WORK INSTRUCTIONS ->
Give every line below again, exactly.

Dataset records
_ _ _

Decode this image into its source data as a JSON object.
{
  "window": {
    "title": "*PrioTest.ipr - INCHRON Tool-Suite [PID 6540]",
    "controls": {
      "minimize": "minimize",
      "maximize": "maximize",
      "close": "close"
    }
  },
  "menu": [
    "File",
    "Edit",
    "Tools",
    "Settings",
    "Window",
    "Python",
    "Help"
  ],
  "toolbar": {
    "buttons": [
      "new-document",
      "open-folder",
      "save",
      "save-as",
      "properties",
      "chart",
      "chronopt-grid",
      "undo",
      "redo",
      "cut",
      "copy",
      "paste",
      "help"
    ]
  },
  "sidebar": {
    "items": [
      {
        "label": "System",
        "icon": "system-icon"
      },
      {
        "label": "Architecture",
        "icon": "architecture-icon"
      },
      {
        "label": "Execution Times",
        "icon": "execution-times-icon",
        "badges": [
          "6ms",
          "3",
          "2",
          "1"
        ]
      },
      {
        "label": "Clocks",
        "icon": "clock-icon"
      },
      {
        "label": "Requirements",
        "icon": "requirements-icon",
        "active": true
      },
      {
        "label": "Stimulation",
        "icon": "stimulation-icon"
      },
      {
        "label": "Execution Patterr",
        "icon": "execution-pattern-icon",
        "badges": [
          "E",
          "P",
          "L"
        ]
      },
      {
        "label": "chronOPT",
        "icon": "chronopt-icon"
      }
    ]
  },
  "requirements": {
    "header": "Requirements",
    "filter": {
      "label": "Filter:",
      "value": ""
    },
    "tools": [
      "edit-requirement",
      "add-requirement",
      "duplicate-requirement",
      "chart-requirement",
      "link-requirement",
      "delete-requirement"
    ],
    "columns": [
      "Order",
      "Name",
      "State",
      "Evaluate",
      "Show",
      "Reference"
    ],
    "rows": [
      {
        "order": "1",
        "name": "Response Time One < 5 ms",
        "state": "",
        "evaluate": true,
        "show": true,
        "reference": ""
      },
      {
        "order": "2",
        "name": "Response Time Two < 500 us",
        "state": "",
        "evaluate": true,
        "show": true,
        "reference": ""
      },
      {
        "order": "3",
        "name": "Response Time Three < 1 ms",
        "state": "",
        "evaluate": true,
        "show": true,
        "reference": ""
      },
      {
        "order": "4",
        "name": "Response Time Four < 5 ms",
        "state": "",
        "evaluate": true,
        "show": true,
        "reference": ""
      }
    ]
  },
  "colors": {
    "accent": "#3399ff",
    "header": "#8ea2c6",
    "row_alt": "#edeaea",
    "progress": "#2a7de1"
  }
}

_ _ _

TASK RESULT ->
Decode this image into its source data as a JSON object.
{
  "window": {
    "title": "*PrioTest.ipr - INCHRON Tool-Suite [PID 6540]",
    "controls": {
      "minimize": "minimize",
      "maximize": "maximize",
      "close": "close"
    }
  },
  "menu": [
    "File",
    "Edit",
    "Tools",
    "Settings",
    "Window",
    "Python",
    "Help"
  ],
  "toolbar": {
    "buttons": [
      "new-document",
      "open-folder",
      "save",
      "save-as",
      "properties",
      "chart",
      "chronopt-grid",
      "undo",
      "redo",
      "cut",
      "copy",
      "paste",
      "help"
    ]
  },
  "sidebar": {
    "items": [
      {
        "label": "System",
        "icon": "system-icon"
      },
      {
        "label": "Architecture",
        "icon": "architecture-icon"
      },
      {
        "label": "Execution Times",
        "icon": "execution-times-icon",
        "badges": [
          "6ms",
          "3",
          "2",
          "1"
        ]
      },
      {
        "label": "Clocks",
        "icon": "clock-icon"
      },
      {
        "label": "Requirements",
        "icon": "requirements-icon",
        "active": true
      },
      {
        "label": "Stimulation",
        "icon": "stimulation-icon"
      },
      {
        "label": "Execution Patterr",
        "icon": "execution-pattern-icon",
        "badges": [
          "E",
          "P",
          "L"
        ]
      },
      {
        "label": "chronOPT",
        "icon": "chronopt-icon"
      }
    ]
  },
  "requirements": {
    "header": "Requirements",
    "filter": {
      "label": "Filter:",
      "value": ""
    },
    "tools": [
      "edit-requirement",
      "add-requirement",
      "duplicate-requirement",
      "chart-requirement",
      "link-requirement",
      "delete-requirement"
    ],
    "columns": [
      "Order",
      "Name",
      "State",
      "Evaluate",
      "Show",
      "Reference"
    ],
    "rows": [
      {
        "order": "1",
        "name": "Response Time One < 5 ms",
        "state": "",
        "evaluate": true,
        "show": true,
        "reference": ""
      },
      {
        "order": "2",
        "name": "Response Time Two < 500 us",
        "state": "",
        "evaluate": true,
        "show": true,
        "reference": ""
      },
      {
        "order": "3",
        "name": "Response Time Three < 1 ms",
        "state": "",
        "evaluate": true,
        "show": true,
        "reference": ""
      },
      {
        "order": "4",
        "name": "Response Time Four < 5 ms",
        "state": "",
        "evaluate": true,
        "show": true,
        "reference": ""
      }
    ]
  },
  "colors": {
    "accent": "#3399ff",
    "header": "#8ea2c6",
    "row_alt": "#edeaea",
    "progress": "#2a7de1"
  }
}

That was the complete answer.